All entries should be output exactly as they stand.
· · ·
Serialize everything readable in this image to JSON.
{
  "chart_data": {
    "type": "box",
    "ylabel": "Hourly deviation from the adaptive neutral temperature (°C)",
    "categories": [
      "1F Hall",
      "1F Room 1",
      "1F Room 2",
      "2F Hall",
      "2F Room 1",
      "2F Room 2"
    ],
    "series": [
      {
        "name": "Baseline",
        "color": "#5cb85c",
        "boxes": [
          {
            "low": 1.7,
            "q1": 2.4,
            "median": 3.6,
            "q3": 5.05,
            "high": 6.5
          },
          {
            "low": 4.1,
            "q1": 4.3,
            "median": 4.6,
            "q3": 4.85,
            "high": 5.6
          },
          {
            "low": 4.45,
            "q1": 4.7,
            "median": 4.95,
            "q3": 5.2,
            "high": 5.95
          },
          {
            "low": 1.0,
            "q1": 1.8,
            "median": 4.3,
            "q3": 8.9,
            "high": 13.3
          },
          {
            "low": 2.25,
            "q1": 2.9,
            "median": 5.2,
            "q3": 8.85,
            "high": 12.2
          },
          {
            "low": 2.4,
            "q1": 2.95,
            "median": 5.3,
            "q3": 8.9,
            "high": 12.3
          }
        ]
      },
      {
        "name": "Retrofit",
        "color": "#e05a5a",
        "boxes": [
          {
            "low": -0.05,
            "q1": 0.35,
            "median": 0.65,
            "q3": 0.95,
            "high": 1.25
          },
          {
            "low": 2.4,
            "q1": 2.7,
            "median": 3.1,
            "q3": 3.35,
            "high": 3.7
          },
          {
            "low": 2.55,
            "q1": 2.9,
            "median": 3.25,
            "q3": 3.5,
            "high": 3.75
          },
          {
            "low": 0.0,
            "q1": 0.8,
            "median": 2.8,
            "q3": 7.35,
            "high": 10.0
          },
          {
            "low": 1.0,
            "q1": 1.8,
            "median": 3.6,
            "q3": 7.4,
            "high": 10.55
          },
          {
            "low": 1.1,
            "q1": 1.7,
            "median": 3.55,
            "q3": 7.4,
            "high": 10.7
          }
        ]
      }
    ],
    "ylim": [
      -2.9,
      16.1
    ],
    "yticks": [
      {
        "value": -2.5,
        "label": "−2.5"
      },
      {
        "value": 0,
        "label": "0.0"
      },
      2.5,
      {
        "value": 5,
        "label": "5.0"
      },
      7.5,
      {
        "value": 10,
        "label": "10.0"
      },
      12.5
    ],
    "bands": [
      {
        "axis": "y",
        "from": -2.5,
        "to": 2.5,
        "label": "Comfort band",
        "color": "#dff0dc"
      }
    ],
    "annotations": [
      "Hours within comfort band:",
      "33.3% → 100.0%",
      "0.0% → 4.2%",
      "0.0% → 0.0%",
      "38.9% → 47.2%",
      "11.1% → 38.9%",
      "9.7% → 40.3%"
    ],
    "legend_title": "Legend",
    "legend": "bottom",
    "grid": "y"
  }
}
· · ·
### Reply
Serialize everything readable in this image to JSON.
{
  "chart_data": {
    "type": "box",
    "ylabel": "Hourly deviation from the adaptive neutral temperature (°C)",
    "categories": [
      "1F Hall",
      "1F Room 1",
      "1F Room 2",
      "2F Hall",
      "2F Room 1",
      "2F Room 2"
    ],
    "series": [
      {
        "name": "Baseline",
        "color": "#5cb85c",
        "boxes": [
          {
            "low": 1.7,
            "q1": 2.4,
            "median": 3.6,
            "q3": 5.05,
            "high": 6.5
          },
          {
            "low": 4.1,
            "q1": 4.3,
            "median": 4.6,
            "q3": 4.85,
            "high": 5.6
          },
          {
            "low": 4.45,
            "q1": 4.7,
            "median": 4.95,
            "q3": 5.2,
            "high": 5.95
          },
          {
            "low": 1.0,
            "q1": 1.8,
            "median": 4.3,
            "q3": 8.9,
            "high": 13.3
          },
          {
            "low": 2.25,
            "q1": 2.9,
            "median": 5.2,
            "q3": 8.85,
            "high": 12.2
          },
          {
            "low": 2.4,
            "q1": 2.95,
            "median": 5.3,
            "q3": 8.9,
            "high": 12.3
          }
        ]
      },
      {
        "name": "Retrofit",
        "color": "#e05a5a",
        "boxes": [
          {
            "low": -0.05,
            "q1": 0.35,
            "median": 0.65,
            "q3": 0.95,
            "high": 1.25
          },
          {
            "low": 2.4,
            "q1": 2.7,
            "median": 3.1,
            "q3": 3.35,
            "high": 3.7
          },
          {
            "low": 2.55,
            "q1": 2.9,
            "median": 3.25,
            "q3": 3.5,
            "high": 3.75
          },
          {
            "low": 0.0,
            "q1": 0.8,
            "median": 2.8,
            "q3": 7.35,
            "high": 10.0
          },
          {
            "low": 1.0,
            "q1": 1.8,
            "median": 3.6,
            "q3": 7.4,
            "high": 10.55
          },
          {
            "low": 1.1,
            "q1": 1.7,
            "median": 3.55,
            "q3": 7.4,
            "high": 10.7
          }
        ]
      }
    ],
    "ylim": [
      -2.9,
      16.1
    ],
    "yticks": [
      {
        "value": -2.5,
        "label": "−2.5"
      },
      {
        "value": 0,
        "label": "0.0"
      },
      2.5,
      {
        "value": 5,
        "label": "5.0"
      },
      7.5,
      {
        "value": 10,
        "label": "10.0"
      },
      12.5
    ],
    "bands": [
      {
        "axis": "y",
        "from": -2.5,
        "to": 2.5,
        "label": "Comfort band",
        "color": "#dff0dc"
      }
    ],
    "annotations": [
      "Hours within comfort band:",
      "33.3% → 100.0%",
      "0.0% → 4.2%",
      "0.0% → 0.0%",
      "38.9% → 47.2%",
      "11.1% → 38.9%",
      "9.7% → 40.3%"
    ],
    "legend_title": "Legend",
    "legend": "bottom",
    "grid": "y"
  }
}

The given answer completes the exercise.